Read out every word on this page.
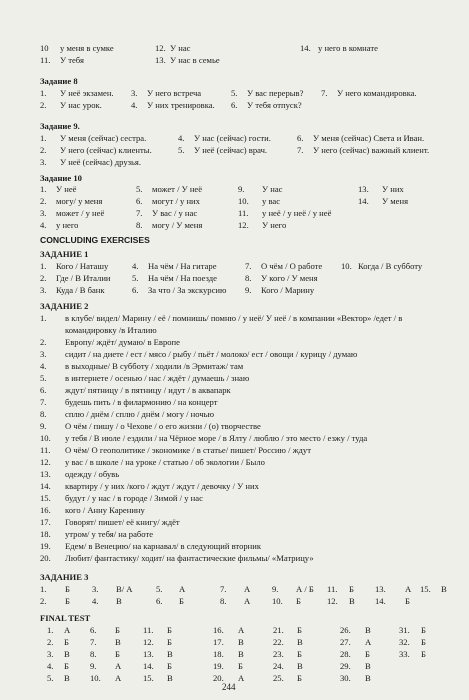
244
10 у меня в сумке	12. У нас	14. у него в комнате
11. У тебя	13. У нас в семье
Задание 8
1. У неё экзамен. 3. У него встреча	5. У вас перерыв? 7. У него командировка.
2. У нас урок.	4. У них тренировка. 6. У тебя отпуск?
Задание 9.
1. У меня (сейчас) сестра.	4. У нас (сейчас) гости.	6. У меня (сейчас) Света и Иван.
2. У него (сейчас) клиенты.	5. У неё (сейчас) врач.	7. У него (сейчас) важный клиент.
3. У неё (сейчас) друзья.
Задание 10
1. У неё	5. может / У неё	9. У нас	13. У них
2. могу/ у меня	6. могут / у них	10. у вас	14. У меня
3. может / у неё	7. У вас / у нас	11. у неё / у неё / у неё
4. у него	8. могу / У меня	12. У него
CONCLUDING EXERCISES
ЗАДАНИЕ 1
1. Кого / Наташу	4. На чём / На гитаре	7. О чём / О работе 10. Когда / В субботу
2. Где / В Италии 5. На чём / На поезде	8. У кого / У меня
3. Куда / В банк	6. За что / За экскурсию 9. Кого / Марину
ЗАДАНИЕ 2
1. в клубе/ видел/ Марину / её / помнишь/ помню / у неё/ У неё / в компании «Вектор» /едет / в
командировку /в Италию
2. Европу/ ждёт/ думаю/ в Европе
3. сидит / на диете / ест / мясо / рыбу / пьёт / молоко/ ест / овощи / курицу / думаю
4. в выходные/ В субботу / ходили /в Эрмитаж/ там
5. в интернете / осенью / нас / ждёт / думаешь / знаю
6. ждут/ пятницу / в пятницу / идут / в аквапарк
7. будешь пить / в филармонию / на концерт
8. сплю / днём / сплю / днём / могу / ночью
9. О чём / пишу / о Чехове / о его жизни / (о) творчестве
10. у тебя / В июле / ездили / на Чёрное море / в Ялту / люблю / это место / езжу / туда
11. О чём/ О геополитике / экономике / в статье/ пишет/ Россию / ждут
12. у вас / в школе / на уроке / статью / об экологии / Было
13. одежду / обувь
14. квартиру / у них /кого / ждут / ждут / девочку / У них
15. будут / у нас / в городе / Зимой / у нас
16. кого / Анну Каренину
17. Говорят/ пишет/ её книгу/ ждёт
18. утром/ у тебя/ на работе
19. Едем/ в Венецию/ на карнавал/ в следующий вторник
20. Любит/ фантастику/ ходит/ на фантастические фильмы/ «Матрицу»
ЗАДАНИЕ 3
1. Б	3. В/ А	5. А	7. А	9. А / Б 11. Б 13. А 15. В
2. Б	4. В	6. Б	8. А	10. Б	12. В 14. Б
FINAL TEST
1. А 6. Б	11. Б	16. А	21. Б	26. В	31. Б
2. Б 7. В	12. Б	17. В	22. В	27. А	32. Б
3. В 8. Б	13. В	18. В	23. Б	28. Б	33. Б
4. Б 9. А	14. Б	19. Б	24. В	29. В
5. В 10. А	15. В	20. А	25. Б	30. В
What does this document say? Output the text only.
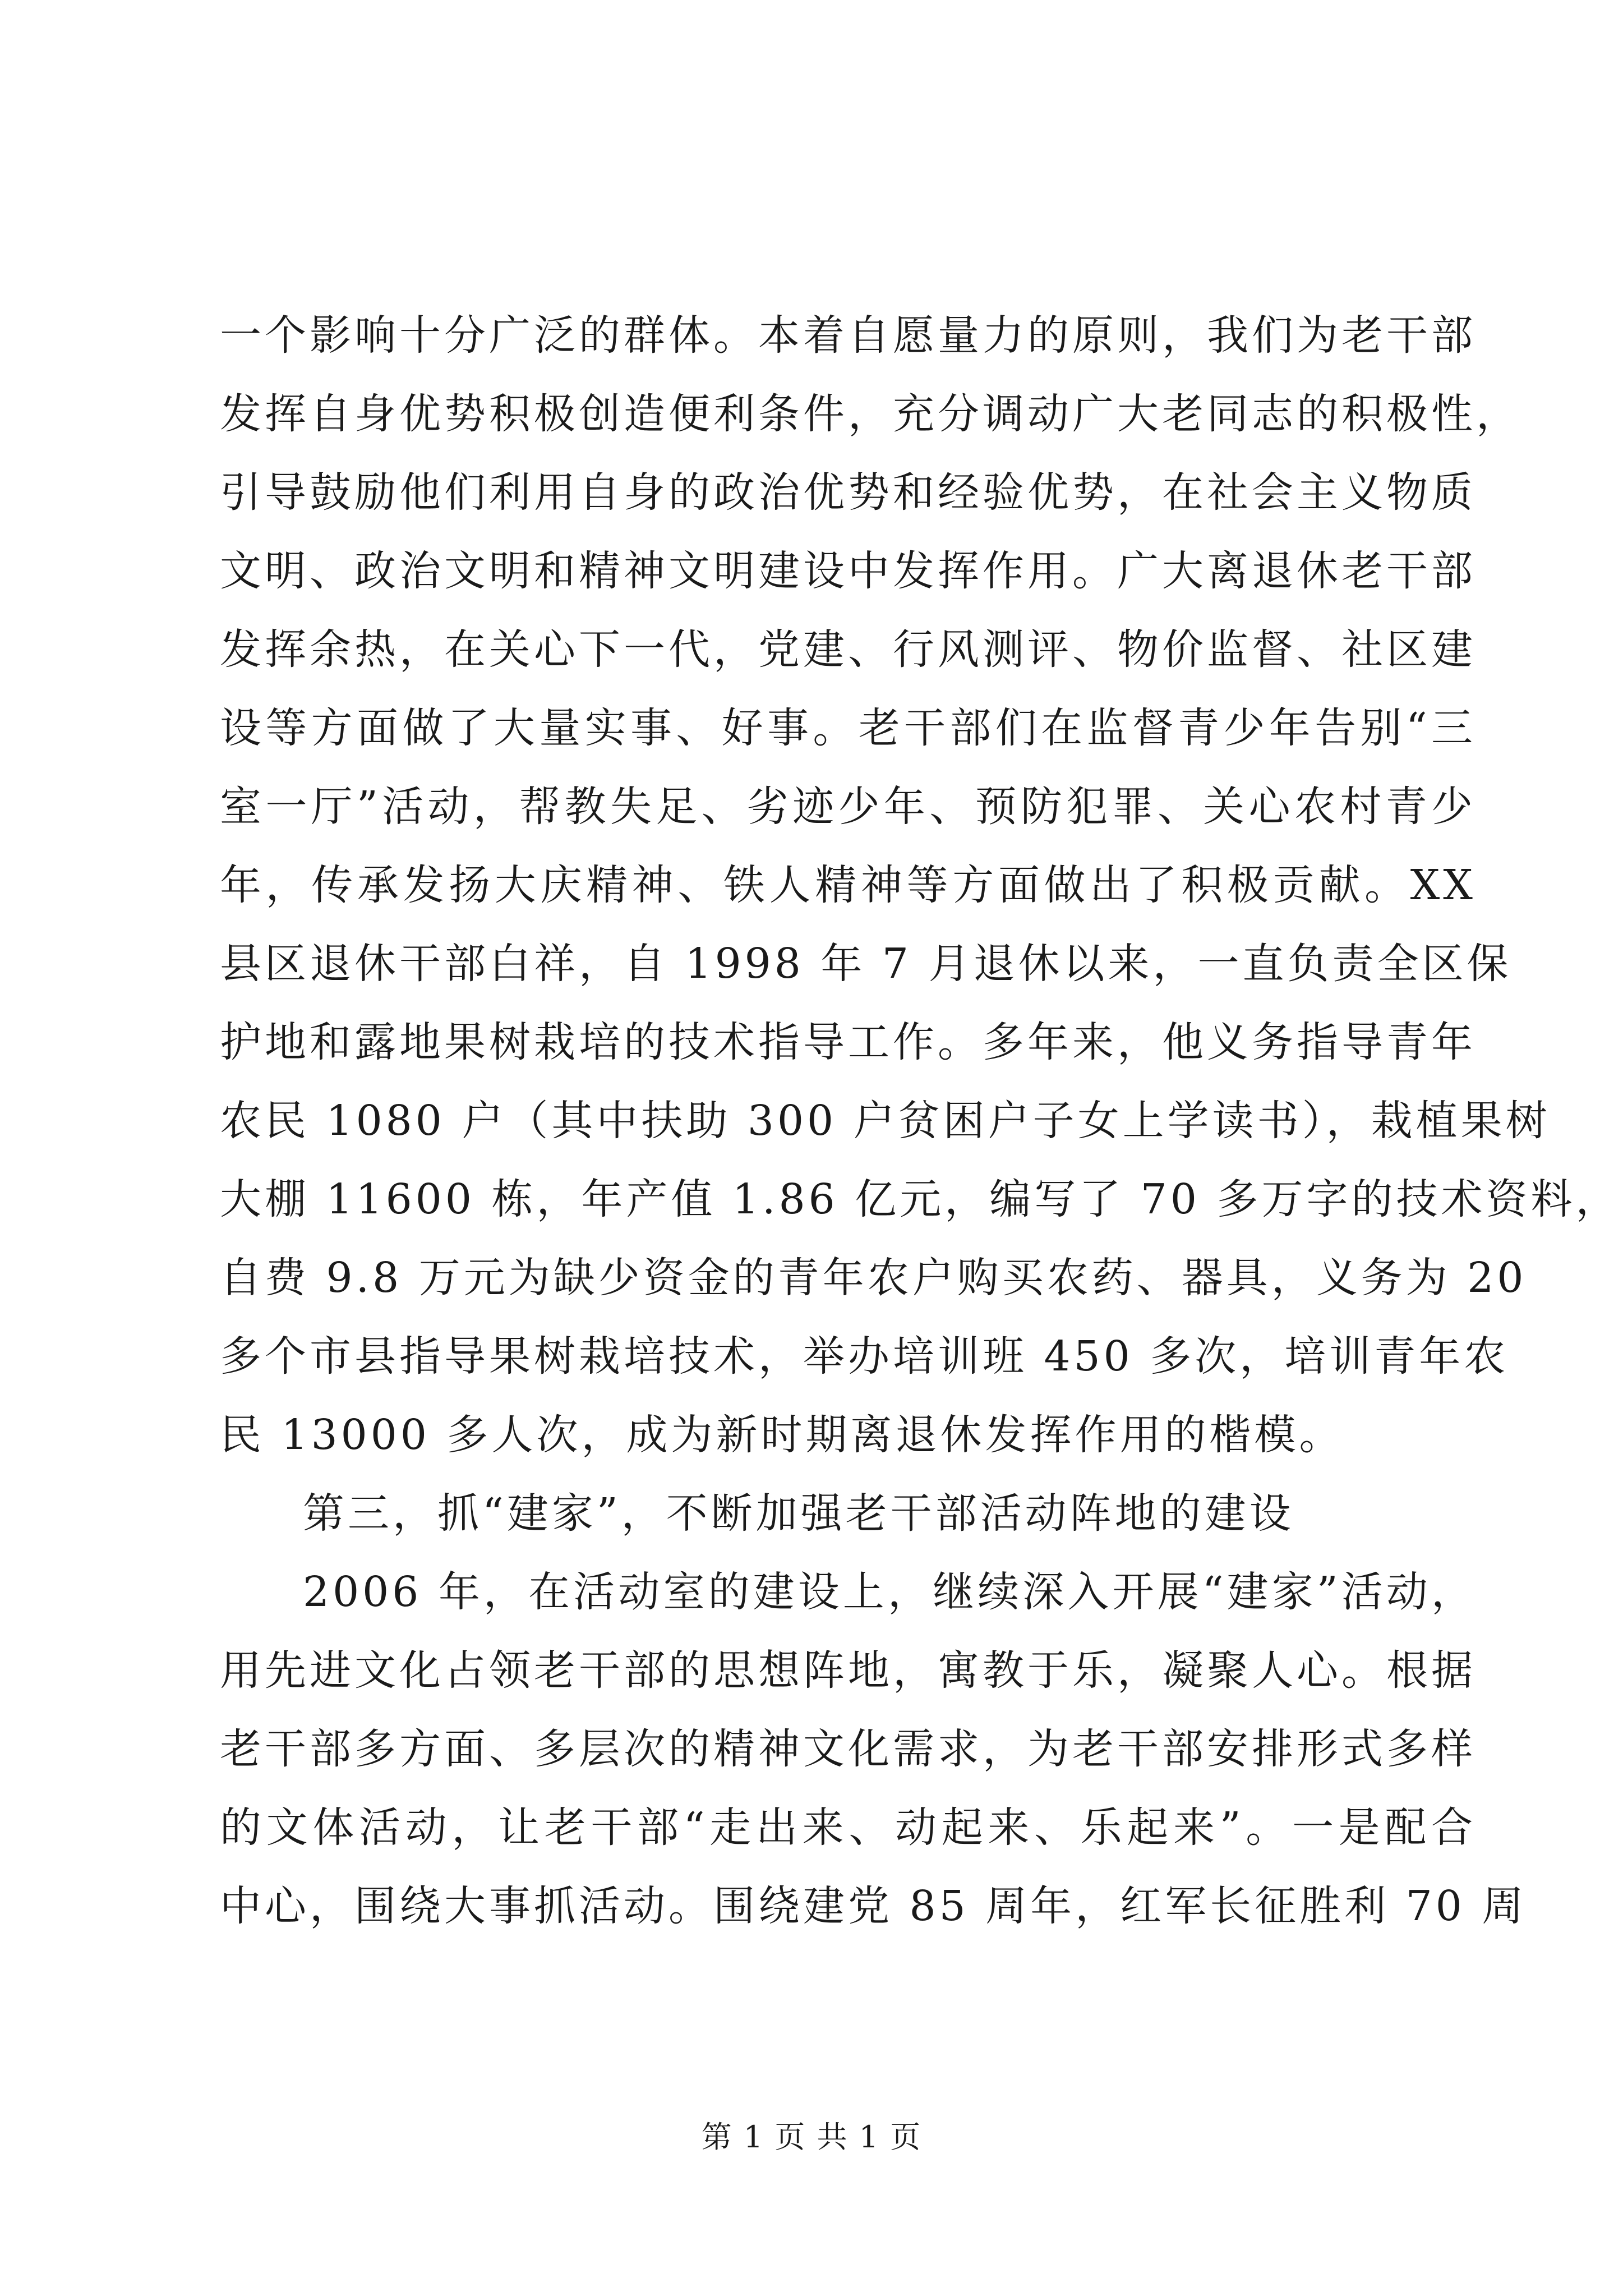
一个影响十分广泛的群体。本着自愿量力的原则，我们为老干部
发挥自身优势积极创造便利条件，充分调动广大老同志的积极性，
引导鼓励他们利用自身的政治优势和经验优势，在社会主义物质
文明、政治文明和精神文明建设中发挥作用。广大离退休老干部
发挥余热，在关心下一代，党建、行风测评、物价监督、社区建
设等方面做了大量实事、好事。老干部们在监督青少年告别“三
室一厅”活动，帮教失足、劣迹少年、预防犯罪、关心农村青少
年，传承发扬大庆精神、铁人精神等方面做出了积极贡献。XX
县区退休干部白祥，自 1998 年 7 月退休以来，一直负责全区保
护地和露地果树栽培的技术指导工作。多年来，他义务指导青年
农民 1080 户（其中扶助 300 户贫困户子女上学读书），栽植果树
大棚 11600 栋，年产值 1.86 亿元，编写了 70 多万字的技术资料，
自费 9.8 万元为缺少资金的青年农户购买农药、器具，义务为 20
多个市县指导果树栽培技术，举办培训班 450 多次，培训青年农
民 13000 多人次，成为新时期离退休发挥作用的楷模。
第三，抓“建家”，不断加强老干部活动阵地的建设
2006 年，在活动室的建设上，继续深入开展“建家”活动，
用先进文化占领老干部的思想阵地，寓教于乐，凝聚人心。根据
老干部多方面、多层次的精神文化需求，为老干部安排形式多样
的文体活动，让老干部“走出来、动起来、乐起来”。一是配合
中心，围绕大事抓活动。围绕建党 85 周年，红军长征胜利 70 周
第 1 页 共 1 页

Exercise description
Leave the pictures out and reproduce all of the records exactly.

Result below
Read out every word on this page.
244
10 у меня в сумке	12. У нас	14. у него в комнате
11. У тебя	13. У нас в семье
Задание 8
1. У неё экзамен. 3. У него встреча	5. У вас перерыв? 7. У него командировка.
2. У нас урок.	4. У них тренировка. 6. У тебя отпуск?
Задание 9.
1. У меня (сейчас) сестра.	4. У нас (сейчас) гости.	6. У меня (сейчас) Света и Иван.
2. У него (сейчас) клиенты.	5. У неё (сейчас) врач.	7. У него (сейчас) важный клиент.
3. У неё (сейчас) друзья.
Задание 10
1. У неё	5. может / У неё	9. У нас	13. У них
2. могу/ у меня	6. могут / у них	10. у вас	14. У меня
3. может / у неё	7. У вас / у нас	11. у неё / у неё / у неё
4. у него	8. могу / У меня	12. У него
CONCLUDING EXERCISES
ЗАДАНИЕ 1
1. Кого / Наташу	4. На чём / На гитаре	7. О чём / О работе 10. Когда / В субботу
2. Где / В Италии 5. На чём / На поезде	8. У кого / У меня
3. Куда / В банк	6. За что / За экскурсию 9. Кого / Марину
ЗАДАНИЕ 2
1. в клубе/ видел/ Марину / её / помнишь/ помню / у неё/ У неё / в компании «Вектор» /едет / в
командировку /в Италию
2. Европу/ ждёт/ думаю/ в Европе
3. сидит / на диете / ест / мясо / рыбу / пьёт / молоко/ ест / овощи / курицу / думаю
4. в выходные/ В субботу / ходили /в Эрмитаж/ там
5. в интернете / осенью / нас / ждёт / думаешь / знаю
6. ждут/ пятницу / в пятницу / идут / в аквапарк
7. будешь пить / в филармонию / на концерт
8. сплю / днём / сплю / днём / могу / ночью
9. О чём / пишу / о Чехове / о его жизни / (о) творчестве
10. у тебя / В июле / ездили / на Чёрное море / в Ялту / люблю / это место / езжу / туда
11. О чём/ О геополитике / экономике / в статье/ пишет/ Россию / ждут
12. у вас / в школе / на уроке / статью / об экологии / Было
13. одежду / обувь
14. квартиру / у них /кого / ждут / ждут / девочку / У них
15. будут / у нас / в городе / Зимой / у нас
16. кого / Анну Каренину
17. Говорят/ пишет/ её книгу/ ждёт
18. утром/ у тебя/ на работе
19. Едем/ в Венецию/ на карнавал/ в следующий вторник
20. Любит/ фантастику/ ходит/ на фантастические фильмы/ «Матрицу»
ЗАДАНИЕ 3
1. Б	3. В/ А	5. А	7. А	9. А / Б 11. Б 13. А 15. В
2. Б	4. В	6. Б	8. А	10. Б	12. В 14. Б
FINAL TEST
1. А 6. Б	11. Б	16. А	21. Б	26. В	31. Б
2. Б 7. В	12. Б	17. В	22. В	27. А	32. Б
3. В 8. Б	13. В	18. В	23. Б	28. Б	33. Б
4. Б 9. А	14. Б	19. Б	24. В	29. В
5. В 10. А	15. В	20. А	25. Б	30. В
What does this document say? Output the text only.
一个影响十分广泛的群体。本着自愿量力的原则，我们为老干部
发挥自身优势积极创造便利条件，充分调动广大老同志的积极性，
引导鼓励他们利用自身的政治优势和经验优势，在社会主义物质
文明、政治文明和精神文明建设中发挥作用。广大离退休老干部
发挥余热，在关心下一代，党建、行风测评、物价监督、社区建
设等方面做了大量实事、好事。老干部们在监督青少年告别“三
室一厅”活动，帮教失足、劣迹少年、预防犯罪、关心农村青少
年，传承发扬大庆精神、铁人精神等方面做出了积极贡献。XX
县区退休干部白祥，自 1998 年 7 月退休以来，一直负责全区保
护地和露地果树栽培的技术指导工作。多年来，他义务指导青年
农民 1080 户（其中扶助 300 户贫困户子女上学读书），栽植果树
大棚 11600 栋，年产值 1.86 亿元，编写了 70 多万字的技术资料，
自费 9.8 万元为缺少资金的青年农户购买农药、器具，义务为 20
多个市县指导果树栽培技术，举办培训班 450 多次，培训青年农
民 13000 多人次，成为新时期离退休发挥作用的楷模。
第三，抓“建家”，不断加强老干部活动阵地的建设
2006 年，在活动室的建设上，继续深入开展“建家”活动，
用先进文化占领老干部的思想阵地，寓教于乐，凝聚人心。根据
老干部多方面、多层次的精神文化需求，为老干部安排形式多样
的文体活动，让老干部“走出来、动起来、乐起来”。一是配合
中心，围绕大事抓活动。围绕建党 85 周年，红军长征胜利 70 周
第 1 页 共 1 页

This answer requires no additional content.